— START OF RAW DATA —

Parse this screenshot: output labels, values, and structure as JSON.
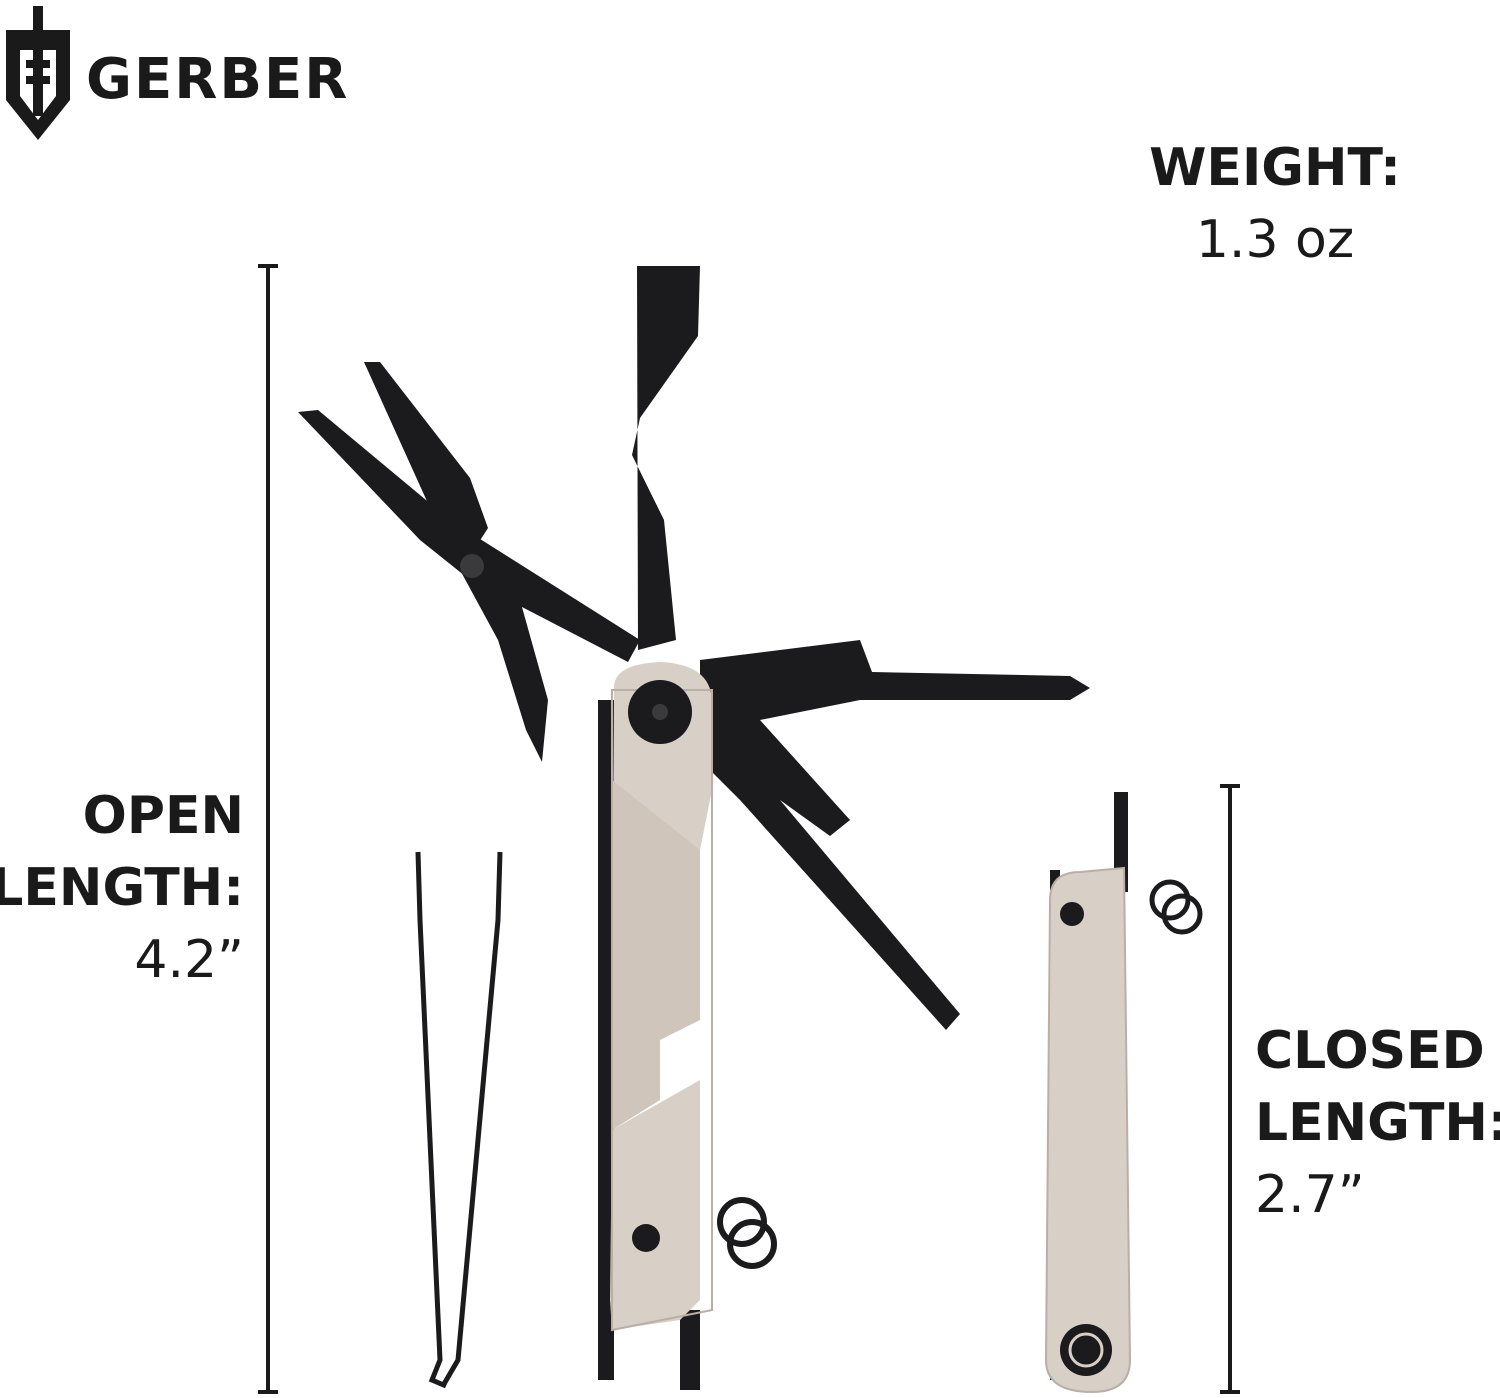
{
  "brand": {
    "name": "GERBER",
    "logo_icon": "gerber-shield-sword-icon"
  },
  "weight": {
    "label": "WEIGHT:",
    "value": "1.3 oz"
  },
  "open_length": {
    "label_line1": "OPEN",
    "label_line2": "LENGTH:",
    "value": "4.2”"
  },
  "closed_length": {
    "label_line1": "CLOSED",
    "label_line2": "LENGTH:",
    "value": "2.7”"
  },
  "colors": {
    "handle": "#d8cfc6",
    "handle_shadow": "#b9afa6",
    "blade": "#1b1b1d",
    "text": "#1a1a1a"
  }
}
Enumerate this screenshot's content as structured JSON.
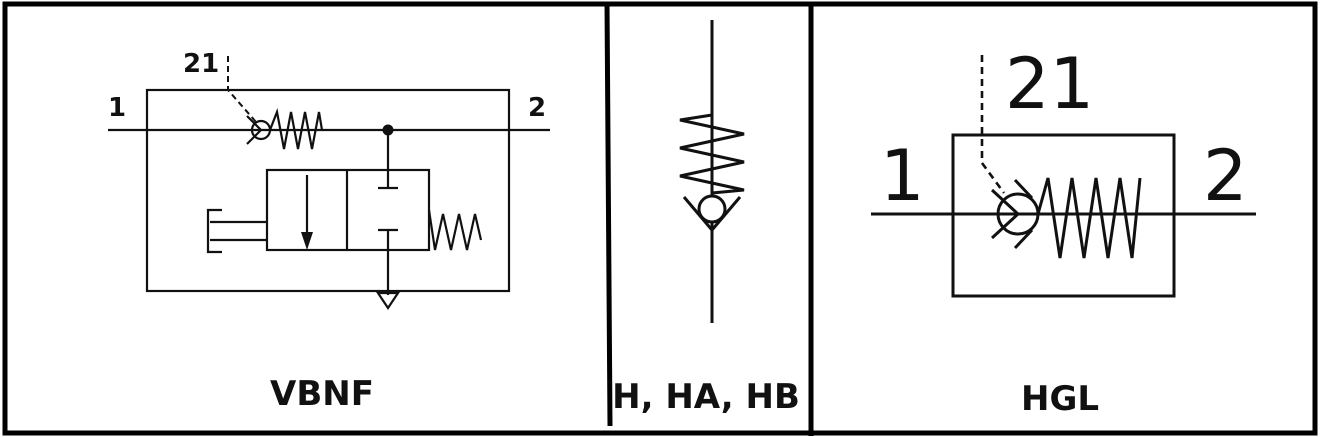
{
  "panels": [
    {
      "caption": "VBNF",
      "ports": {
        "inlet": "1",
        "outlet": "2",
        "pilot": "21"
      }
    },
    {
      "caption": "H, HA, HB"
    },
    {
      "caption": "HGL",
      "ports": {
        "inlet": "1",
        "outlet": "2",
        "pilot": "21"
      }
    }
  ]
}
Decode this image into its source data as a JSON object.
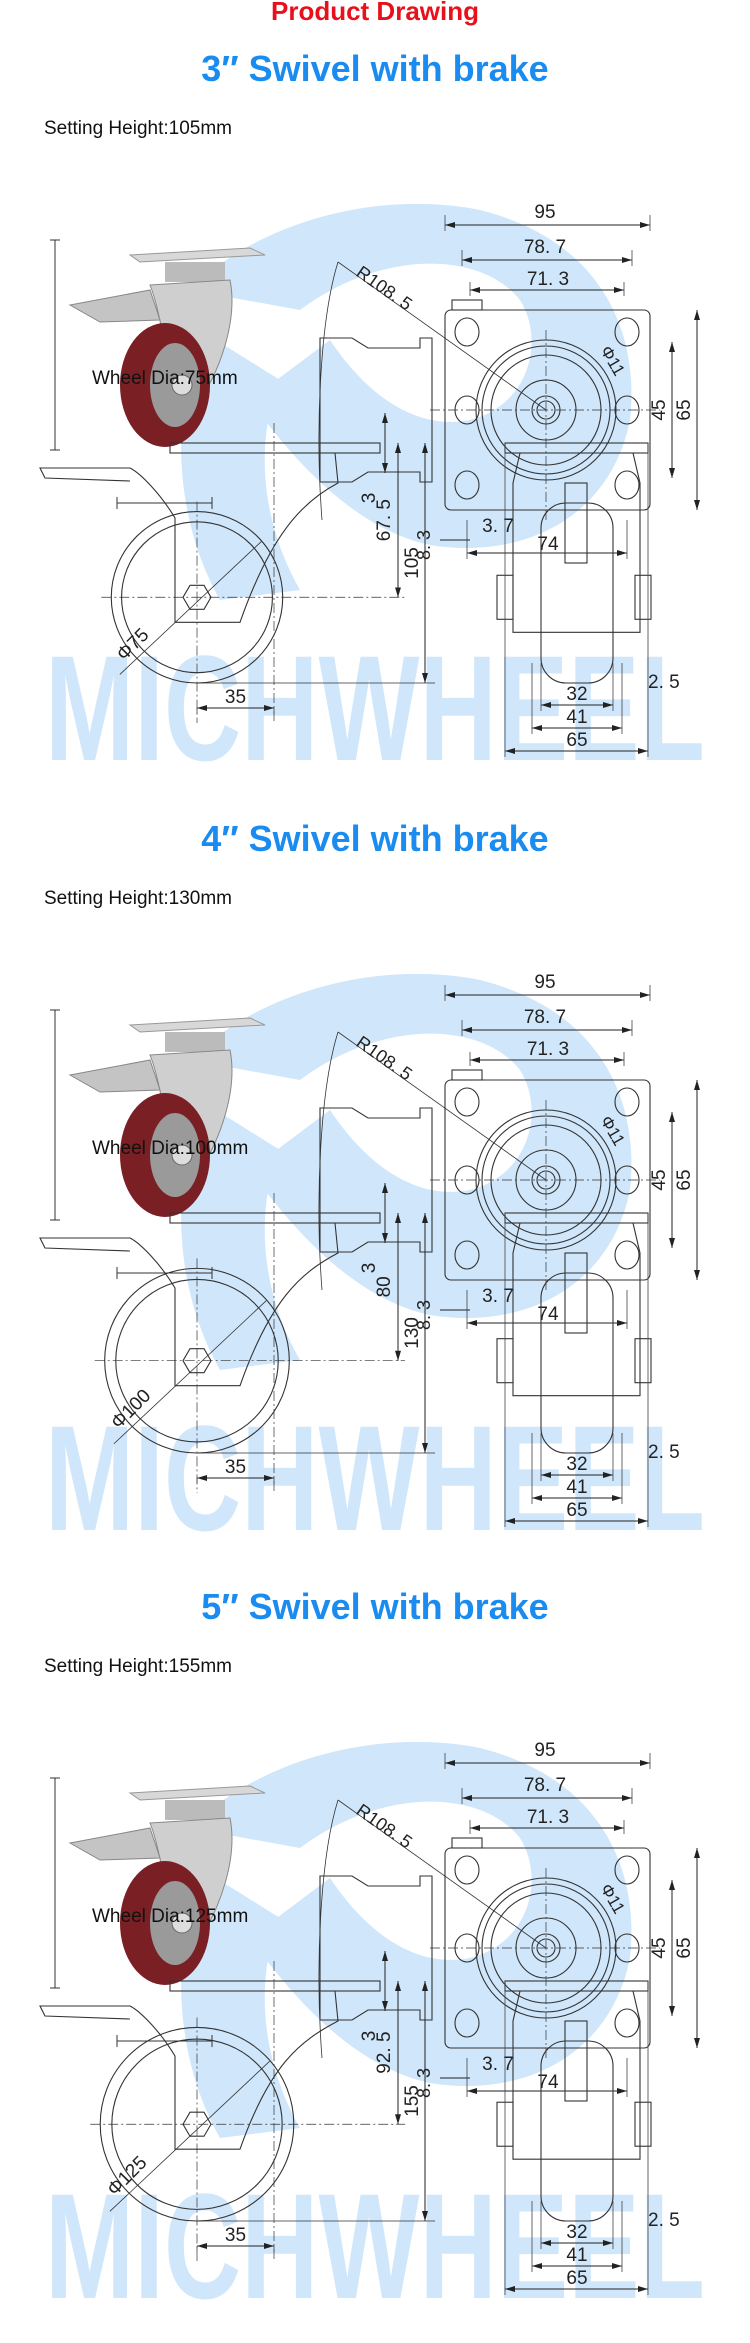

— END OF RAW DATA —

[EXERCISE]:
Without including any picture, repeat the data exactly.

[RESPONSE FOR THIS EXERCISE]:
Parse this screenshot: output labels, values, and structure as JSON.
{
  "brand": {
    "name": "GERBER",
    "logo_icon": "gerber-shield-sword-icon"
  },
  "weight": {
    "label": "WEIGHT:",
    "value": "1.3 oz"
  },
  "open_length": {
    "label_line1": "OPEN",
    "label_line2": "LENGTH:",
    "value": "4.2”"
  },
  "closed_length": {
    "label_line1": "CLOSED",
    "label_line2": "LENGTH:",
    "value": "2.7”"
  },
  "colors": {
    "handle": "#d8cfc6",
    "handle_shadow": "#b9afa6",
    "blade": "#1b1b1d",
    "text": "#1a1a1a"
  }
}
Enumerate this screenshot's content as structured JSON.
{
  "panels": [
    {
      "caption": "VBNF",
      "ports": {
        "inlet": "1",
        "outlet": "2",
        "pilot": "21"
      }
    },
    {
      "caption": "H, HA, HB"
    },
    {
      "caption": "HGL",
      "ports": {
        "inlet": "1",
        "outlet": "2",
        "pilot": "21"
      }
    }
  ]
}
Decode this image into its source data as a JSON object.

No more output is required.